_Passage shown_
The 4 p.m. march on Snyder's home is expected to draw busloads from urban centers all over the state and organizers say they have cooperation from the Michigan State Police to have streets blocked off.
Sharpton and the Rev. Charles E. Williams II, pastor of King Solomon Baptist Church, planned on visiting a couple of church congregations Sunday to help gather signatures to repeal the law. Williams said they have more than 170,000 signatures, more than the 161,000 minimum required to freeze the law and place it on November's ballot.
So far, cities such as Benton Harbor, Flint, Ecorse, Pontiac and Detroit Public Schools are under emergency managers. The state is considering placing Detroit under an emergency manager and is currently conducting a fiscal review of the city's troubled finances.
Conyers, who has been a fierce opponent of the emergency manager law, said he's still waiting for U.S. Attorney General Eric Holder to respond about the constitutionality of Public Act 4 but to him it's a clear violation and should be repealed.

_Available data_
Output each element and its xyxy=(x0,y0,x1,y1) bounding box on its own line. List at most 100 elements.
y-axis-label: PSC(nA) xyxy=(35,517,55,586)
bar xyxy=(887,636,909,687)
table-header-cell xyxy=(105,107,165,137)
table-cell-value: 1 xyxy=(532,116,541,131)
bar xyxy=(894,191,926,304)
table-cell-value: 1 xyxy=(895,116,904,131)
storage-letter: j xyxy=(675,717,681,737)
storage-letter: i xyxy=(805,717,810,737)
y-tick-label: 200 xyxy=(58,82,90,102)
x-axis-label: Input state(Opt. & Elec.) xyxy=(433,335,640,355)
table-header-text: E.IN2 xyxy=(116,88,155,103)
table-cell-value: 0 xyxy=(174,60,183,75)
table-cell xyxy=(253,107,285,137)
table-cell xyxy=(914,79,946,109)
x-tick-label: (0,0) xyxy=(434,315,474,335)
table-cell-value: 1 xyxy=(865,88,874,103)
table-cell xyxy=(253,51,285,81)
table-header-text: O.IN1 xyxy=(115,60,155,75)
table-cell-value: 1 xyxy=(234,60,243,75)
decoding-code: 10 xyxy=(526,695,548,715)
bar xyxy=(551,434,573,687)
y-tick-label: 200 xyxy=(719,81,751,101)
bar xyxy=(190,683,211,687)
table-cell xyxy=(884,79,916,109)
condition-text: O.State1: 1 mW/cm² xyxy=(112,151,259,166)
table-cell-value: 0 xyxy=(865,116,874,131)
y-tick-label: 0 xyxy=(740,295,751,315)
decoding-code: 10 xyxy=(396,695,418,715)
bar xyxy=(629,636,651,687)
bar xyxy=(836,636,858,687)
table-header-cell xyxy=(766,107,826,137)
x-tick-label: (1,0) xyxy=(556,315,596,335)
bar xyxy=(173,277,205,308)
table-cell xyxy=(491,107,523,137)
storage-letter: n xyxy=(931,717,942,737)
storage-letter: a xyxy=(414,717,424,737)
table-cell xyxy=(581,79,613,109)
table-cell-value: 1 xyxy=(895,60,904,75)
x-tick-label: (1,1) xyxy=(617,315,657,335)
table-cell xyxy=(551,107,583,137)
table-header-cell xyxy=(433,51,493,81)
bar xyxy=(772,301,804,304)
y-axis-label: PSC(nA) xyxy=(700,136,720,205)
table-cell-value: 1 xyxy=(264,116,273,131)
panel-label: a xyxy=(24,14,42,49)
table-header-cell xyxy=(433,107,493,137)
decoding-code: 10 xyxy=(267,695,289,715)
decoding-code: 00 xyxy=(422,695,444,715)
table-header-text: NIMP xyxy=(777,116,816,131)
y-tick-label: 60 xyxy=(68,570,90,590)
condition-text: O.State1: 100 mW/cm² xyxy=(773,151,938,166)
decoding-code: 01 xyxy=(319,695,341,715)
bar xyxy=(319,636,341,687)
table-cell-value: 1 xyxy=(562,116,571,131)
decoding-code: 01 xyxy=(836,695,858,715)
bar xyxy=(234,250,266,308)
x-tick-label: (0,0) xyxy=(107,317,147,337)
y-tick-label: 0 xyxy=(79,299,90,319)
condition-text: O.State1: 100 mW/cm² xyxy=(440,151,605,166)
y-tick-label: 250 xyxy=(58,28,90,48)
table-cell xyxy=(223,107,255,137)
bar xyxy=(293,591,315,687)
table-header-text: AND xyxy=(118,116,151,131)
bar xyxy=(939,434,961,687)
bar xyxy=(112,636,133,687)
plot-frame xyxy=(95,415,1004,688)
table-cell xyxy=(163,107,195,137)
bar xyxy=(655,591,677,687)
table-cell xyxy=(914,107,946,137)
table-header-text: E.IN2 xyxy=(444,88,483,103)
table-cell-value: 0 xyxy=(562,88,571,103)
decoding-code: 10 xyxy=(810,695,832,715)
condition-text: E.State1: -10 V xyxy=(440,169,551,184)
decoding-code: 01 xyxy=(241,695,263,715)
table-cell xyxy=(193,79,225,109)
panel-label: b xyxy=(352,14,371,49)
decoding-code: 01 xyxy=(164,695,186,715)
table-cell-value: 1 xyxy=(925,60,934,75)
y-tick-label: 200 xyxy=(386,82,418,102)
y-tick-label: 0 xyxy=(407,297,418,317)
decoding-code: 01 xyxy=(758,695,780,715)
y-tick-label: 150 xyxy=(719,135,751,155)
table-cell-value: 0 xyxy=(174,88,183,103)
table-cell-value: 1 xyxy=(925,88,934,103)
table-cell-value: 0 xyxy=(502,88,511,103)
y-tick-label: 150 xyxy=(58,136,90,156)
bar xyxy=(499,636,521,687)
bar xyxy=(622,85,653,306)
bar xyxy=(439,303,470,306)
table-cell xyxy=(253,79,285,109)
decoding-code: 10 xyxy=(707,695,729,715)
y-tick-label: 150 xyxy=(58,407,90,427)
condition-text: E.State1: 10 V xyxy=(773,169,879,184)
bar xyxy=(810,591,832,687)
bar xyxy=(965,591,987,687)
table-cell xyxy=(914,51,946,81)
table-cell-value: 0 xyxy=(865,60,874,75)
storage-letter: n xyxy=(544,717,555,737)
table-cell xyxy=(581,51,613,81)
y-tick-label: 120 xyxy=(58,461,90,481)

_Your tasks_
1. Return the part of the news excerpt on Michigan's emergency manager law starting with "The 4 p.m. march" and going on through "on November's ballot.".
2. According to the news excerpt on Michigan's emergency manager law, how many signatures did Williams say they have?
3. Continue the news excerpt on Michigan's emergency manager law, picking up after its final sentence.

_Responses to the exercise_
1.
The 4 p.m. march on Snyder's home is expected to draw busloads from urban centers all over the state and organizers say they have cooperation from the Michigan State Police to have streets blocked off.
Sharpton and the Rev. Charles E. Williams II, pastor of King Solomon Baptist Church, planned on visiting a couple of church congregations Sunday to help gather signatures to repeal the law. Williams said they have more than 170,000 signatures, more than the 161,000 minimum required to freeze the law and place it on November's ballot.

2. More than 170,000 signatures.

3.
"I think my case of unconstitutionality is clear," Conyers said. "If he has a different view, he's going to have to express it and we'll have to draw our own conclusions."
Zachary Steve, a member of the Occupy Detroit movement, said the law is a clear affront to hard-working citizens who have the right to elect their officials to make their own decisions.
"We have the governor taking away the consent of the government from local communities and school boards and giving that absolute power to one individual," Steve said. "The constitution established a credo for divided power, a legislative, an executive, a judiciary branch. This law removes that divided power. It takes away the consent of the government."

Eric "My People" Holder will probably agree with Conyers that Public Act 4 is a "sick law" and it's not inconceivable to see the Department of Justice intervening on behalf of 82 percent Black Detroit. Indeed, the Department of Justice has been intervening on behalf of 13 percent of the population for more than half a century.

Like his wife, Conyers should be in jail. The fact that for almost a century, Wayne County residents have helped reelect this man again and again to represent them in Washington D.C. shows you why the concept of democracy is a failure.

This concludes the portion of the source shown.